>> START EXCERPT TO READ

It is a normal and frequent experience to find ourselves longing, even pleading for God to break into our world in a dramatic way and do something extraordinary to solve our situation and prove all the doubters wrong, only to be frustrated in our wish and to find God strangely silent and unobtrusive.

Now Isaiah is perhaps one of the biblical characters that most contributed to our idea of the readily accessible God. Early in the book we read of Isaiah’s dramatic experience of God calling him to be a prophet. In a dramatic visionary experience, he finds himself in the throne room of heaven being directly addressed by God and manhandled by angels and cherubim and seraphim.

But now that was a long time ago. Isaiah, now a much older man, is returning with the exiles and is as desperate as anyone for God to do something extraordinary, something dramatic and earth shattering. “Why don’t you tear the sky open and come down? Shake the mountains and make the nations tremble with fear.”

Something in me is always wanting God to shake the mountains, to speak in a voice like thunder, to appear in a blinding flash of light. It would make relating to God so much easier, and other people would be so much less dismissive. I could cooperate with God so much more easily if I always knew what God was saying and if I could always see how the Spirit was moving.

But in my experience, blinding flashes of light are rather scarce and visions of God’s throne room are even scarcer. God more often speaks in a still small whisper and moves silently through the shadows. Very often I’m not sure what God is saying at all and even when I think I am detecting the voice, there is still plenty of room for a suspicion that maybe I was just hearing the voice of my own thoughts.

>> END EXCERPT TO READ
>> START DATASET CONTENT

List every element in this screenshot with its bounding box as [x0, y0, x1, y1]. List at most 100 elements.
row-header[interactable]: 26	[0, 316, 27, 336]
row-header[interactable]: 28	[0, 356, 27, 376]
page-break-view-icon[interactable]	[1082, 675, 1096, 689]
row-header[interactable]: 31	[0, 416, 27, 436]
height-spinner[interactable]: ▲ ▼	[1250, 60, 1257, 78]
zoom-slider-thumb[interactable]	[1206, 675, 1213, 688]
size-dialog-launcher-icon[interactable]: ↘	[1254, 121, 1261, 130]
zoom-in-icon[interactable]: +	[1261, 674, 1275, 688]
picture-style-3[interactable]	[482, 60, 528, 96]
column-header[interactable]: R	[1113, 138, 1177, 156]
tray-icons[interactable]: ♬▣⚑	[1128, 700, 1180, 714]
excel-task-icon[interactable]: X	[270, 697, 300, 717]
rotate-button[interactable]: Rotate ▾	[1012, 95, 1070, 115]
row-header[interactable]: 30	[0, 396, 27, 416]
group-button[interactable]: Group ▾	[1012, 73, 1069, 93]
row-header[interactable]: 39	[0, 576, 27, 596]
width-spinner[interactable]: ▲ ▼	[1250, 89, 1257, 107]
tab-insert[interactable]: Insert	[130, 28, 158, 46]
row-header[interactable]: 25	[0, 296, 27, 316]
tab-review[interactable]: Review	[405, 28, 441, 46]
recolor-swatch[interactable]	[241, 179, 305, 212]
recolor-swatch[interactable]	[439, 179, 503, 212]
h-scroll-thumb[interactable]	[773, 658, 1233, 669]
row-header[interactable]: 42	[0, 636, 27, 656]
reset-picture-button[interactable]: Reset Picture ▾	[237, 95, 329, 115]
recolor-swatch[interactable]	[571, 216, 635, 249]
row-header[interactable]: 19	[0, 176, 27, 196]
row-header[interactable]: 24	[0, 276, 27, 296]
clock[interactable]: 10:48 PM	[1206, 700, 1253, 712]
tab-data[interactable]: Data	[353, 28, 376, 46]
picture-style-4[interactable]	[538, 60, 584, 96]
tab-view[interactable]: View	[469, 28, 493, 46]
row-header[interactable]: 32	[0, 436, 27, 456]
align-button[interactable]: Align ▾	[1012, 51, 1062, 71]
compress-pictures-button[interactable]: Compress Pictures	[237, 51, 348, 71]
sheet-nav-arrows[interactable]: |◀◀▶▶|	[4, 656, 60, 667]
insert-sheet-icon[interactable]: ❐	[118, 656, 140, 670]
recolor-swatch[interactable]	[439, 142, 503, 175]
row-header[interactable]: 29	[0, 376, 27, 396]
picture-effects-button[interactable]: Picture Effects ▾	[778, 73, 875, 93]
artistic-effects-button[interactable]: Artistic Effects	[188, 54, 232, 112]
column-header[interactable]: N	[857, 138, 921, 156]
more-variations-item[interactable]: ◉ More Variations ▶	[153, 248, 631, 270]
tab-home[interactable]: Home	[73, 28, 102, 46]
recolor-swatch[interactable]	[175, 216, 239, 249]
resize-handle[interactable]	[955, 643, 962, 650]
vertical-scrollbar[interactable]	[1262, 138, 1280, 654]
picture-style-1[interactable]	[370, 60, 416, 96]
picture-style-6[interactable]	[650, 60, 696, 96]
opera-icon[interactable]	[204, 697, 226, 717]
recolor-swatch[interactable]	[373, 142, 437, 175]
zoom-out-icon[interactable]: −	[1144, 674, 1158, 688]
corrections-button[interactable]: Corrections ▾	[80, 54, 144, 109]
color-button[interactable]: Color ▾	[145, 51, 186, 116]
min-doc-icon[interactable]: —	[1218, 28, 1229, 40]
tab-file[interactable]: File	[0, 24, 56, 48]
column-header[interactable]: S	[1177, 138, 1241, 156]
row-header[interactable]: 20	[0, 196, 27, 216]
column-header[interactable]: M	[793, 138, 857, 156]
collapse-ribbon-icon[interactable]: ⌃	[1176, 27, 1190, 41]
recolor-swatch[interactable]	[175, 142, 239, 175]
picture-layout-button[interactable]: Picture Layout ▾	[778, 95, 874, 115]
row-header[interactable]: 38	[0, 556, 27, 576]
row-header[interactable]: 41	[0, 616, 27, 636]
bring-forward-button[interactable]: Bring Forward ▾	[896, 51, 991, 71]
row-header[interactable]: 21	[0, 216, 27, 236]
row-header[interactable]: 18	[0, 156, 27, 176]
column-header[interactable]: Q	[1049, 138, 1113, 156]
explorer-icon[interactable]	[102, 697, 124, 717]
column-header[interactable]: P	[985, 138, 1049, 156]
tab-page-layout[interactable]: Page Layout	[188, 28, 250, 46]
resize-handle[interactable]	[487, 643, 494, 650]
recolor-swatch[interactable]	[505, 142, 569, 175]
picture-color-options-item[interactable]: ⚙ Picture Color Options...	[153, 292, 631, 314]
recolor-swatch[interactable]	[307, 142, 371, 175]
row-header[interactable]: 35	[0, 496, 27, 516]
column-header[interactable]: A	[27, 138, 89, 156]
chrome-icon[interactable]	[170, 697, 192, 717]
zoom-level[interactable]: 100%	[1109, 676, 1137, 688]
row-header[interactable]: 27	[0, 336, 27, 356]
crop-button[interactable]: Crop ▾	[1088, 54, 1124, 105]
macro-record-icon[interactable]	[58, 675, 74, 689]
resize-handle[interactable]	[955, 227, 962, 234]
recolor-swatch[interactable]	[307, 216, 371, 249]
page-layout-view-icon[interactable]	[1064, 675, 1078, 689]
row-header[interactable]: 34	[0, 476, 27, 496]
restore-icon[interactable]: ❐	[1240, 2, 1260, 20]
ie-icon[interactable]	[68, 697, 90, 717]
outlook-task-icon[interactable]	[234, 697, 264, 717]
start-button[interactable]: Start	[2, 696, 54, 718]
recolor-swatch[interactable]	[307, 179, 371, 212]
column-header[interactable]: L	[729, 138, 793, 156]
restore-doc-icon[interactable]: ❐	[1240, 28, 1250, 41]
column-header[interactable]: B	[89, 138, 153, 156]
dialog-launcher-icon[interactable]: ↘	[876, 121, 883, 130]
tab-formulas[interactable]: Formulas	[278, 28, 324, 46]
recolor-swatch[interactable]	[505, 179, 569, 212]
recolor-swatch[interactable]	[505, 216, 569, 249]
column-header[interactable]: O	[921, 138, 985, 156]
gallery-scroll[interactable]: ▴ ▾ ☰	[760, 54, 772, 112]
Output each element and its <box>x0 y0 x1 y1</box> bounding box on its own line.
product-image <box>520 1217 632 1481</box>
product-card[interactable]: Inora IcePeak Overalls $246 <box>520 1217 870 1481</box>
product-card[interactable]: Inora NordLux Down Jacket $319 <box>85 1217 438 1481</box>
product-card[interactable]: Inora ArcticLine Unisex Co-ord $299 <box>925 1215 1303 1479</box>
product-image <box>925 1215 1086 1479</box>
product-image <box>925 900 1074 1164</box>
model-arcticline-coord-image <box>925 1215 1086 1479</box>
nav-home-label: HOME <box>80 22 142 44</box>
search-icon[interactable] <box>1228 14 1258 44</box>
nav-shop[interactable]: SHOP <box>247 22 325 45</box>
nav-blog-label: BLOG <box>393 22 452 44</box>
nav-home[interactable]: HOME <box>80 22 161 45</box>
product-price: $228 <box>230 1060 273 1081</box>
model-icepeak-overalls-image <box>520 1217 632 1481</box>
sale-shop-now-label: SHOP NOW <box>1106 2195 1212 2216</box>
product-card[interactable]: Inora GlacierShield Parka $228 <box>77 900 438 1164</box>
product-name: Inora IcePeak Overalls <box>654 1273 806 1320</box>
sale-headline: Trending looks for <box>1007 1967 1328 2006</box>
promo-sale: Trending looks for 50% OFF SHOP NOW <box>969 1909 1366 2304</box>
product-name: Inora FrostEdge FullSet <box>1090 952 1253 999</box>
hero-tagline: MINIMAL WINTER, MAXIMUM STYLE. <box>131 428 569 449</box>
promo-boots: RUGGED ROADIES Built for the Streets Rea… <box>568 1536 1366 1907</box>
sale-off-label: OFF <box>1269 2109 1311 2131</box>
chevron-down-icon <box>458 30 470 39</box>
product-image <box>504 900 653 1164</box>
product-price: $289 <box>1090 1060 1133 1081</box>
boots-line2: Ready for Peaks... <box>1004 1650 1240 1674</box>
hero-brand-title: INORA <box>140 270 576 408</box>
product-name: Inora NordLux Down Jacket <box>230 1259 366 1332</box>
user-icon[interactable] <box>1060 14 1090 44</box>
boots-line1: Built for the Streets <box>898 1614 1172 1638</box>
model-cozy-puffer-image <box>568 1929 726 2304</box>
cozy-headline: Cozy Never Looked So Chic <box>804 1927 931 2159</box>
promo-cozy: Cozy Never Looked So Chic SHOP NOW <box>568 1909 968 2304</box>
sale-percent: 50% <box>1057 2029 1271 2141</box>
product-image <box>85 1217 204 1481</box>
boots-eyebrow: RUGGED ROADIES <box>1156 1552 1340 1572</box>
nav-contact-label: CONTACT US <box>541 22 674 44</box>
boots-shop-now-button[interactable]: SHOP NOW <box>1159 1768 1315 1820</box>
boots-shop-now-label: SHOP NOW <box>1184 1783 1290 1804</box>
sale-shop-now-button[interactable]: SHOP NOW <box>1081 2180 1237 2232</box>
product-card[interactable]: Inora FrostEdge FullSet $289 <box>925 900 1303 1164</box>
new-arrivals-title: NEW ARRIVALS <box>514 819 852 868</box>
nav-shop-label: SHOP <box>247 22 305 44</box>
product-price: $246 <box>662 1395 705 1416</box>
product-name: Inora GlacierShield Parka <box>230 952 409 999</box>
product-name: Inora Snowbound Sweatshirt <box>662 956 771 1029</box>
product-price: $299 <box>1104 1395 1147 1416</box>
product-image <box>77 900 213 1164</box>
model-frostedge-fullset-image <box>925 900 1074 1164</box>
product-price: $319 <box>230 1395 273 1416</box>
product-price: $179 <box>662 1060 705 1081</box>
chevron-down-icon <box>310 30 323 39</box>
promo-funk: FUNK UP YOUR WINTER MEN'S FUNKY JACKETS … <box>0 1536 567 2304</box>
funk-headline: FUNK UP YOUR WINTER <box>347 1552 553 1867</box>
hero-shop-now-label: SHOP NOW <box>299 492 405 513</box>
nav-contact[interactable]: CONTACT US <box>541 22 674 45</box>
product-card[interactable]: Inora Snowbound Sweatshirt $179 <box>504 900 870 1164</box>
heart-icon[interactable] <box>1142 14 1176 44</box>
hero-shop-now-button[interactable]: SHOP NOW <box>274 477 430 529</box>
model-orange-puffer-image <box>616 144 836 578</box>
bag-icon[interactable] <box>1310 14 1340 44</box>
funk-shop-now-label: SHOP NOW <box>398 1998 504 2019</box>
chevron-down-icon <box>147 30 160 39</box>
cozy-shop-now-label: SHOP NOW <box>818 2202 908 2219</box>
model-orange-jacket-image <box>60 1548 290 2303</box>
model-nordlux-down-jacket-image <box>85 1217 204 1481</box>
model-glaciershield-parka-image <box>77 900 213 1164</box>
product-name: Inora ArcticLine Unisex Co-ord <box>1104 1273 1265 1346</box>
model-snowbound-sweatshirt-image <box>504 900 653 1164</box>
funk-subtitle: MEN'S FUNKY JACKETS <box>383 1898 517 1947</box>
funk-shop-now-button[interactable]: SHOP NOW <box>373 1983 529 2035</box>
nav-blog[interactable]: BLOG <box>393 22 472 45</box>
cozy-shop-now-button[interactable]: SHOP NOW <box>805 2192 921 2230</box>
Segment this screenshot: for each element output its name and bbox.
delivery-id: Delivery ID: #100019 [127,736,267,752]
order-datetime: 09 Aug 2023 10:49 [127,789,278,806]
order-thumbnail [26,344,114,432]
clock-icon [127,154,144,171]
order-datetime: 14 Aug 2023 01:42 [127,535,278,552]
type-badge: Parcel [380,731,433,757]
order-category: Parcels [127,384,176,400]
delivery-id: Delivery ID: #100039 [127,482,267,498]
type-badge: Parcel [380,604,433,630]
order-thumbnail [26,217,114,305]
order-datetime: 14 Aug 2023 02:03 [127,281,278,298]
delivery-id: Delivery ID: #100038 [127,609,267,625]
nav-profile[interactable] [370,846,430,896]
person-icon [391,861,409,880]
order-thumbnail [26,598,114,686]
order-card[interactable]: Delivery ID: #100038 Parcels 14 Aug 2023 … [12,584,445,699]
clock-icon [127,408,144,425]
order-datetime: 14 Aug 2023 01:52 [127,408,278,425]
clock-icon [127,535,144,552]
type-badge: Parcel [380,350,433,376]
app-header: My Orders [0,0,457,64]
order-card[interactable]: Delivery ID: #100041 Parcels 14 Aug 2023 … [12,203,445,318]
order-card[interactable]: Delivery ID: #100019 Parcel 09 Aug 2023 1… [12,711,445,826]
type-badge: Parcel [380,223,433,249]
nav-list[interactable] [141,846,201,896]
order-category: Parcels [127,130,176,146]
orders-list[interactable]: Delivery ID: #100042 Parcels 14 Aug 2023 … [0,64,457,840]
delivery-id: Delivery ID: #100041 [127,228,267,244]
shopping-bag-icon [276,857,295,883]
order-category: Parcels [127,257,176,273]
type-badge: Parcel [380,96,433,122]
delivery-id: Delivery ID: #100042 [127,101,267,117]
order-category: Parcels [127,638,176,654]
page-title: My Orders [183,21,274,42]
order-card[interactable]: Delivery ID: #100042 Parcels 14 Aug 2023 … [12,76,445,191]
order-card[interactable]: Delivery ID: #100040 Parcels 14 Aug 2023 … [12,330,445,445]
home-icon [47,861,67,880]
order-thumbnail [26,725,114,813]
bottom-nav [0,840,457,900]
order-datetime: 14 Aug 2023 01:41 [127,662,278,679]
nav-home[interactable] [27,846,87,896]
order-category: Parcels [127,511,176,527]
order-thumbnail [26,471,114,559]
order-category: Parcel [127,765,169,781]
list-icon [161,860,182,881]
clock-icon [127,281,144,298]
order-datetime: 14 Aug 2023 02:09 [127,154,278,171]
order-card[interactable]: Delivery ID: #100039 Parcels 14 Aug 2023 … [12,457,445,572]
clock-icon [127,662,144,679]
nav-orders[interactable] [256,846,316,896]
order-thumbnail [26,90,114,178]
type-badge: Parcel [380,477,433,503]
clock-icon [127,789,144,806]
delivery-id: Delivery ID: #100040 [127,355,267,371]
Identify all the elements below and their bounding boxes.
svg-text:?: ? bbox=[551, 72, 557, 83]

>> END DATASET CONTENT

STATED EXERCISE 1 ▸
Rewrite the reflection on God's silence starting with "Something in me" and going on through "Spirit was moving.", replacing "voice like thunder" with "voice like a trumpet".
STATED EXERCISE 2 ▸
Decide whether each statement agrees with the reflection on God's silence, answering yes or no and quoting the deciding words: (a) Isaiah is described as a much older man returning with the exiles. (b) The writer finds blinding flashes of light to be common. (c) In his visionary experience, Isaiah is addressed directly by God.

EXERCISE RESPONSE 1 ▸
Something in me is always wanting God to shake the mountains, to speak in a voice like a trumpet, to appear in a blinding flash of light. It would make relating to God so much easier, and other people would be so much less dismissive. I could cooperate with God so much more easily if I always knew what God was saying and if I could always see how the Spirit was moving.

EXERCISE RESPONSE 2 ▸
(a) Yes: "Isaiah, now a much older man, is returning with the exiles."
(b) No: "blinding flashes of light are rather scarce."
(c) Yes: "being directly addressed by God."